__What to do__
Each record below should be output verbatim, without pictures.

__Listed entries__
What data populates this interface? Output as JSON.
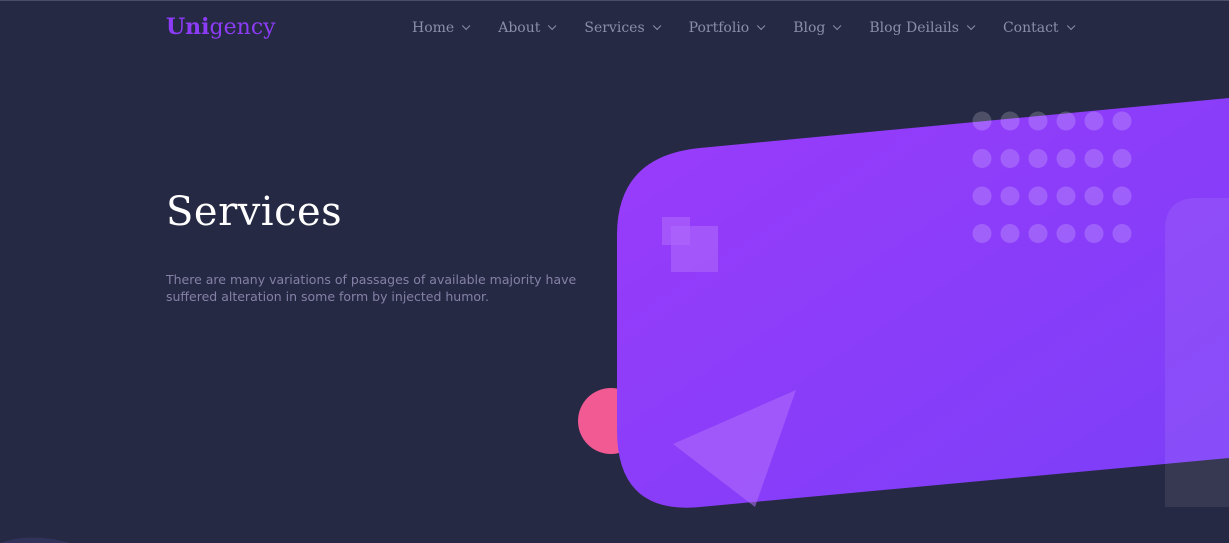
{
  "brand": {
    "logo_bold": "Uni",
    "logo_light": "gency",
    "color": "#8c3cf6"
  },
  "nav": {
    "items": [
      {
        "label": "Home"
      },
      {
        "label": "About"
      },
      {
        "label": "Services"
      },
      {
        "label": "Portfolio"
      },
      {
        "label": "Blog"
      },
      {
        "label": "Blog Deilails"
      },
      {
        "label": "Contact"
      }
    ]
  },
  "hero": {
    "title": "Services",
    "description": "There are many variations of passages of available majority have suffered alteration in some form by injected humor."
  },
  "colors": {
    "background": "#262944",
    "accent_purple": "#8c3cf6",
    "accent_pink": "#f25a94",
    "nav_text": "#8b8ea8"
  },
  "icons": {
    "nav_chevron": "chevron-down-icon"
  }
}
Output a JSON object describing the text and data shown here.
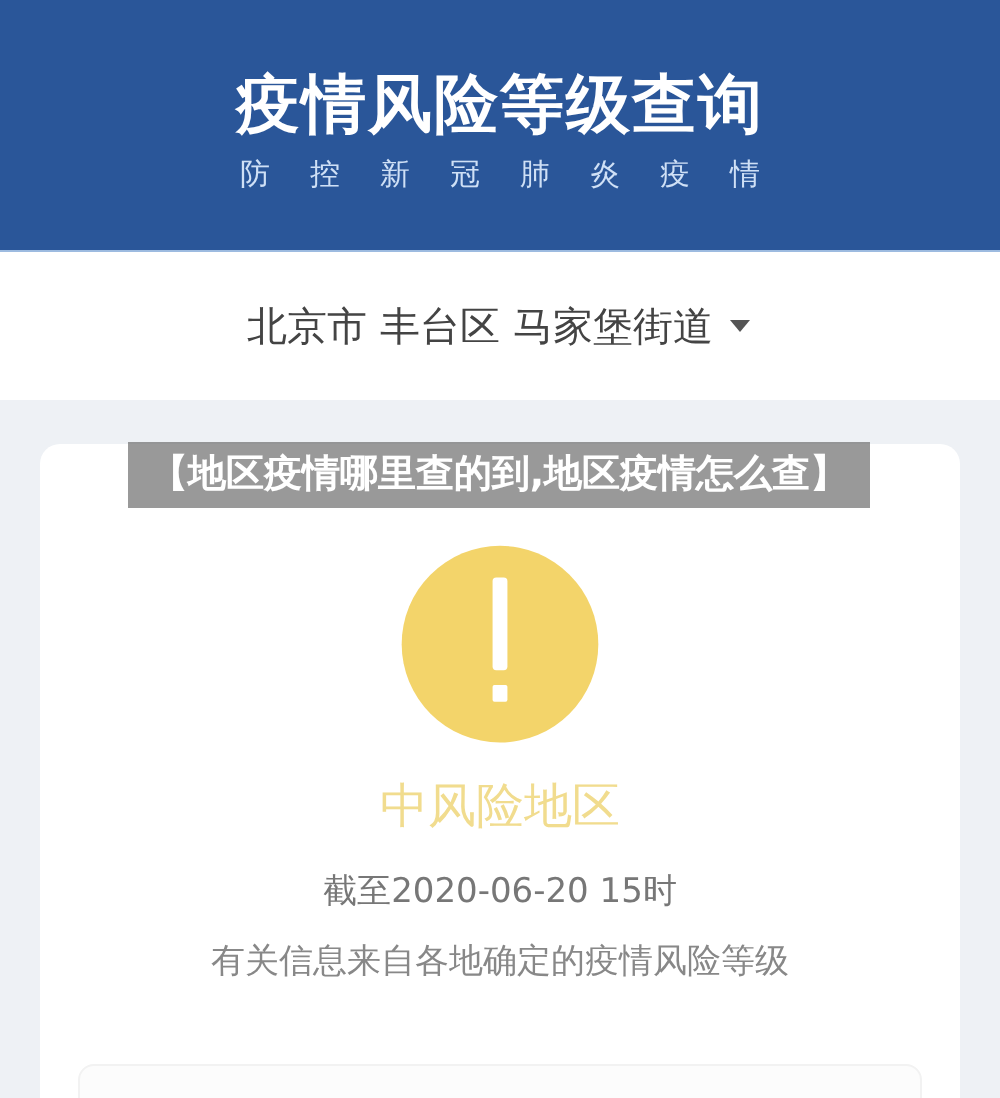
{
  "header": {
    "title": "疫情风险等级查询",
    "subtitle": [
      "防",
      "控",
      "新",
      "冠",
      "肺",
      "炎",
      "疫",
      "情"
    ]
  },
  "location": {
    "value": "北京市 丰台区 马家堡街道"
  },
  "result": {
    "kind": "medium",
    "label": "中风险地区",
    "as_of": "截至2020-06-20 15时",
    "note": "有关信息来自各地确定的疫情风险等级"
  },
  "caption_overlay": {
    "text": "【地区疫情哪里查的到,地区疫情怎么查】"
  }
}
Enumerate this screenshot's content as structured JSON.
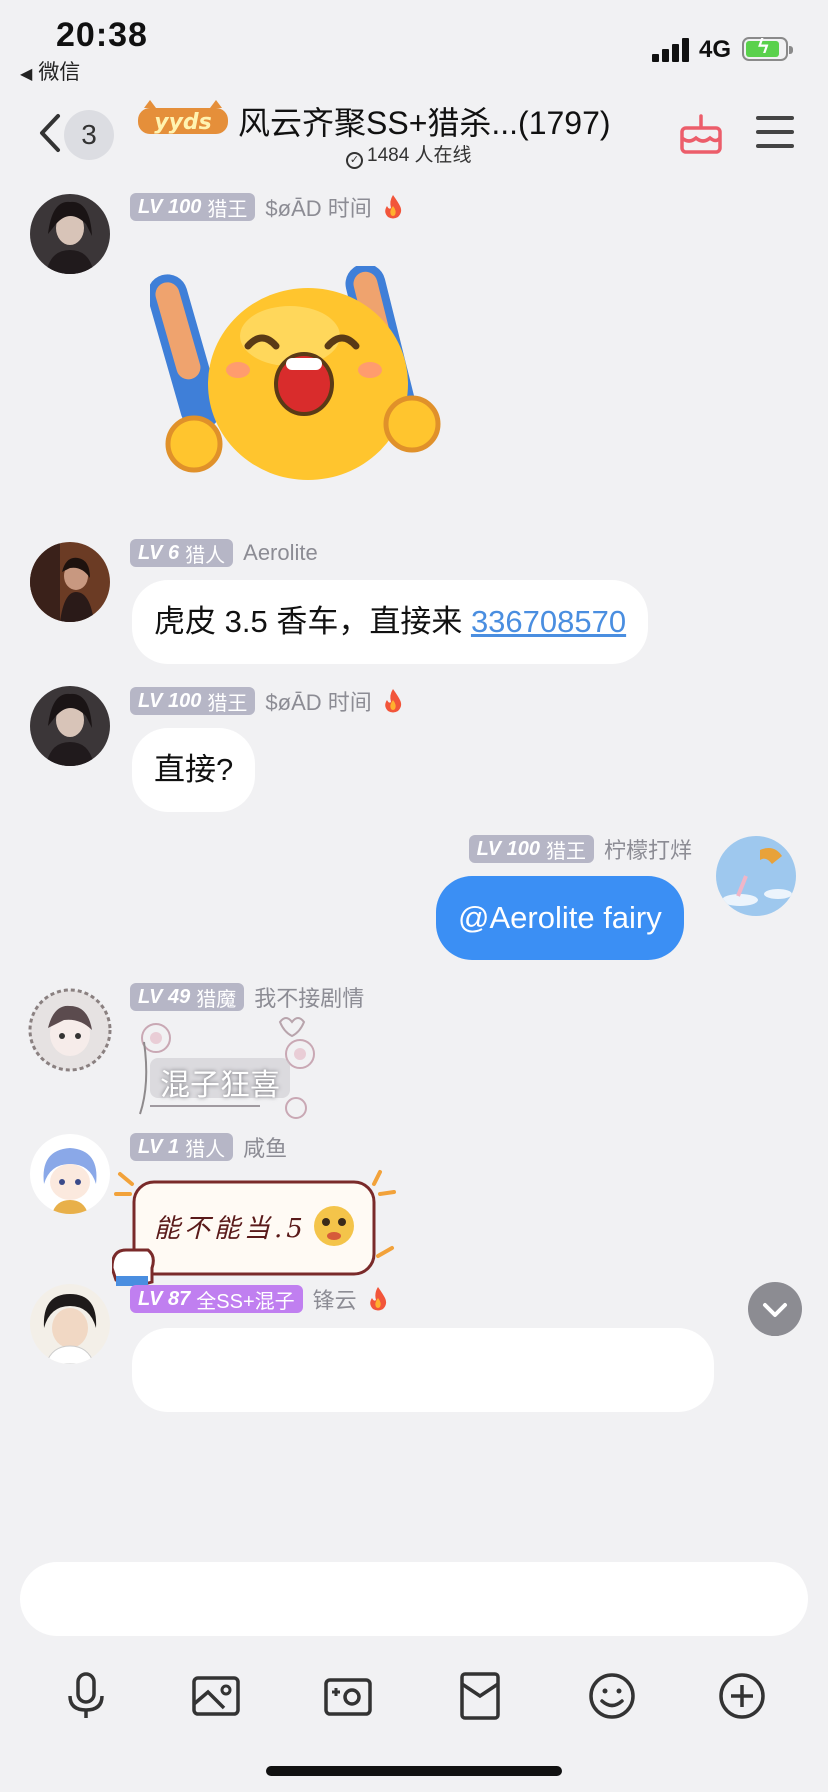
{
  "status_bar": {
    "time": "20:38",
    "back_app": "微信",
    "network": "4G"
  },
  "nav": {
    "unread_count": "3",
    "logo_text": "yyds",
    "title": "风云齐聚SS+猎杀...(1797)",
    "online": "1484 人在线"
  },
  "messages": [
    {
      "level": "LV 100",
      "rank": "猎王",
      "name": "$øĀD 时间",
      "fire": true,
      "content_type": "sticker",
      "sticker": "cheering-emoji"
    },
    {
      "level": "LV 6",
      "rank": "猎人",
      "name": "Aerolite",
      "fire": false,
      "content_type": "text",
      "text": "虎皮 3.5 香车，直接来 ",
      "link": "336708570"
    },
    {
      "level": "LV 100",
      "rank": "猎王",
      "name": "$øĀD 时间",
      "fire": true,
      "content_type": "text",
      "text": "直接?"
    },
    {
      "level": "LV 100",
      "rank": "猎王",
      "name": "柠檬打烊",
      "fire": false,
      "content_type": "text",
      "text": "@Aerolite fairy",
      "outgoing": true
    },
    {
      "level": "LV 49",
      "rank": "猎魔",
      "name": "我不接剧情",
      "fire": false,
      "content_type": "sticker",
      "sticker_text": "混子狂喜"
    },
    {
      "level": "LV 1",
      "rank": "猎人",
      "name": "咸鱼",
      "fire": false,
      "content_type": "sticker",
      "sticker_text": "能不能当.5"
    },
    {
      "level": "LV 87",
      "rank": "全SS+混子",
      "name": "锋云",
      "fire": true,
      "content_type": "text",
      "text": ""
    }
  ],
  "colors": {
    "accent_blue": "#3b8ff4",
    "level_badge": "#b6b6c6",
    "level_badge_purple": "#c07ff0",
    "link": "#4a8ee0"
  },
  "toolbar_icons": [
    "microphone-icon",
    "image-icon",
    "camera-icon",
    "red-packet-icon",
    "emoji-icon",
    "plus-icon"
  ]
}
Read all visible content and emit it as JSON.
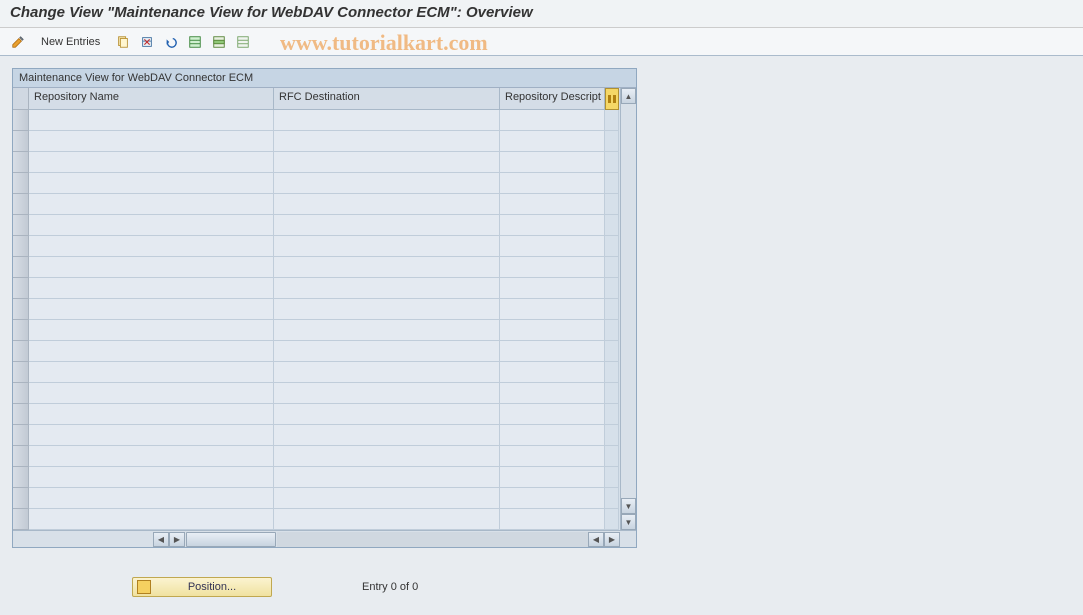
{
  "title": "Change View \"Maintenance View for WebDAV Connector ECM\": Overview",
  "toolbar": {
    "new_entries_label": "New Entries",
    "icons": {
      "edit": "edit-pencil-icon",
      "copy": "copy-icon",
      "delete": "delete-icon",
      "undo": "undo-icon",
      "select_all": "select-all-icon",
      "select_block": "select-block-icon",
      "deselect_all": "deselect-all-icon"
    }
  },
  "watermark": "www.tutorialkart.com",
  "panel": {
    "header": "Maintenance View for WebDAV Connector ECM",
    "columns": [
      "Repository Name",
      "RFC Destination",
      "Repository Descript"
    ],
    "visible_row_count": 20
  },
  "footer": {
    "position_label": "Position...",
    "entry_text": "Entry 0 of 0"
  }
}
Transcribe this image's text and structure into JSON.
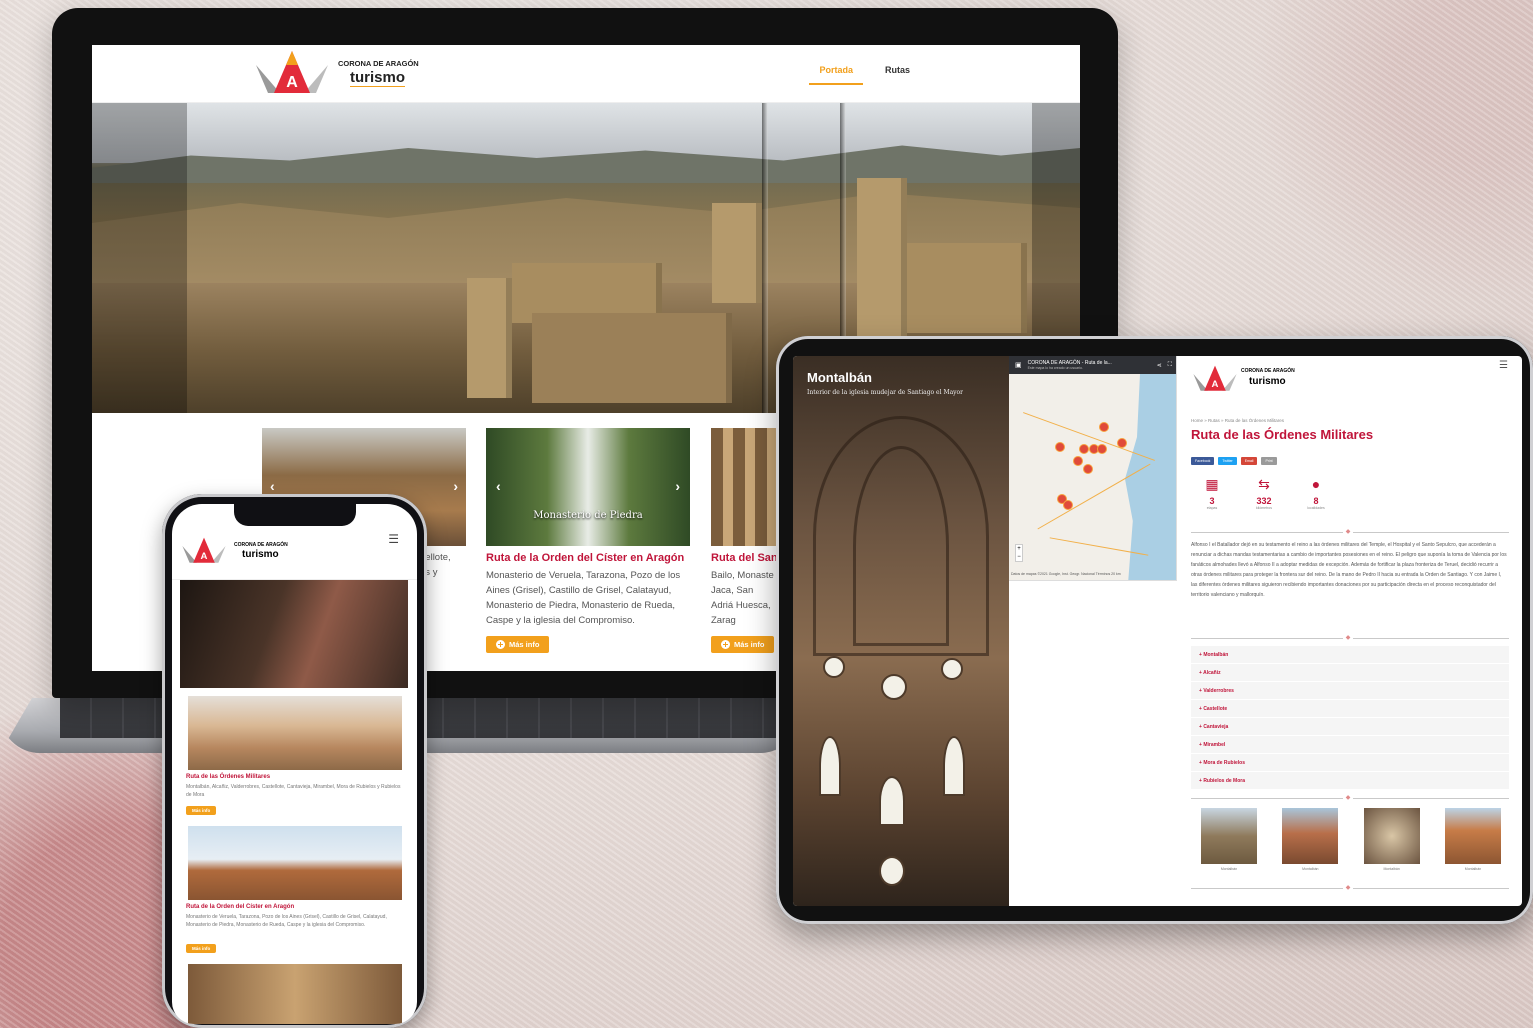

__Output of the task__
What data populates this interface? Output as JSON.
{
  "brand": {
    "logo_bold": "Uni",
    "logo_light": "gency",
    "color": "#8c3cf6"
  },
  "nav": {
    "items": [
      {
        "label": "Home"
      },
      {
        "label": "About"
      },
      {
        "label": "Services"
      },
      {
        "label": "Portfolio"
      },
      {
        "label": "Blog"
      },
      {
        "label": "Blog Deilails"
      },
      {
        "label": "Contact"
      }
    ]
  },
  "hero": {
    "title": "Services",
    "description": "There are many variations of passages of available majority have suffered alteration in some form by injected humor."
  },
  "colors": {
    "background": "#262944",
    "accent_purple": "#8c3cf6",
    "accent_pink": "#f25a94",
    "nav_text": "#8b8ea8"
  },
  "icons": {
    "nav_chevron": "chevron-down-icon"
  }
}
Output a JSON object describing the text and data shown here.
{
  "header": {
    "title": "疫情风险等级查询",
    "subtitle": [
      "防",
      "控",
      "新",
      "冠",
      "肺",
      "炎",
      "疫",
      "情"
    ]
  },
  "location": {
    "value": "北京市 丰台区 马家堡街道"
  },
  "result": {
    "kind": "medium",
    "label": "中风险地区",
    "as_of": "截至2020-06-20 15时",
    "note": "有关信息来自各地确定的疫情风险等级"
  },
  "caption_overlay": {
    "text": "【地区疫情哪里查的到,地区疫情怎么查】"
  }
}
Enumerate this screenshot's content as structured JSON.
{
  "status_bar": {
    "time": "20:38",
    "back_app": "微信",
    "network": "4G"
  },
  "nav": {
    "unread_count": "3",
    "logo_text": "yyds",
    "title": "风云齐聚SS+猎杀...(1797)",
    "online": "1484 人在线"
  },
  "messages": [
    {
      "level": "LV 100",
      "rank": "猎王",
      "name": "$øĀD 时间",
      "fire": true,
      "content_type": "sticker",
      "sticker": "cheering-emoji"
    },
    {
      "level": "LV 6",
      "rank": "猎人",
      "name": "Aerolite",
      "fire": false,
      "content_type": "text",
      "text": "虎皮 3.5 香车，直接来 ",
      "link": "336708570"
    },
    {
      "level": "LV 100",
      "rank": "猎王",
      "name": "$øĀD 时间",
      "fire": true,
      "content_type": "text",
      "text": "直接?"
    },
    {
      "level": "LV 100",
      "rank": "猎王",
      "name": "柠檬打烊",
      "fire": false,
      "content_type": "text",
      "text": "@Aerolite fairy",
      "outgoing": true
    },
    {
      "level": "LV 49",
      "rank": "猎魔",
      "name": "我不接剧情",
      "fire": false,
      "content_type": "sticker",
      "sticker_text": "混子狂喜"
    },
    {
      "level": "LV 1",
      "rank": "猎人",
      "name": "咸鱼",
      "fire": false,
      "content_type": "sticker",
      "sticker_text": "能不能当.5"
    },
    {
      "level": "LV 87",
      "rank": "全SS+混子",
      "name": "锋云",
      "fire": true,
      "content_type": "text",
      "text": ""
    }
  ],
  "colors": {
    "accent_blue": "#3b8ff4",
    "level_badge": "#b6b6c6",
    "level_badge_purple": "#c07ff0",
    "link": "#4a8ee0"
  },
  "toolbar_icons": [
    "microphone-icon",
    "image-icon",
    "camera-icon",
    "red-packet-icon",
    "emoji-icon",
    "plus-icon"
  ]
}
Read all visible content and emit it as JSON.
{
  "title": "Change View \"Maintenance View for WebDAV Connector ECM\": Overview",
  "toolbar": {
    "new_entries_label": "New Entries",
    "icons": {
      "edit": "edit-pencil-icon",
      "copy": "copy-icon",
      "delete": "delete-icon",
      "undo": "undo-icon",
      "select_all": "select-all-icon",
      "select_block": "select-block-icon",
      "deselect_all": "deselect-all-icon"
    }
  },
  "watermark": "www.tutorialkart.com",
  "panel": {
    "header": "Maintenance View for WebDAV Connector ECM",
    "columns": [
      "Repository Name",
      "RFC Destination",
      "Repository Descript"
    ],
    "visible_row_count": 20
  },
  "footer": {
    "position_label": "Position...",
    "entry_text": "Entry 0 of 0"
  }
}
Transcribe this image's text and structure into JSON.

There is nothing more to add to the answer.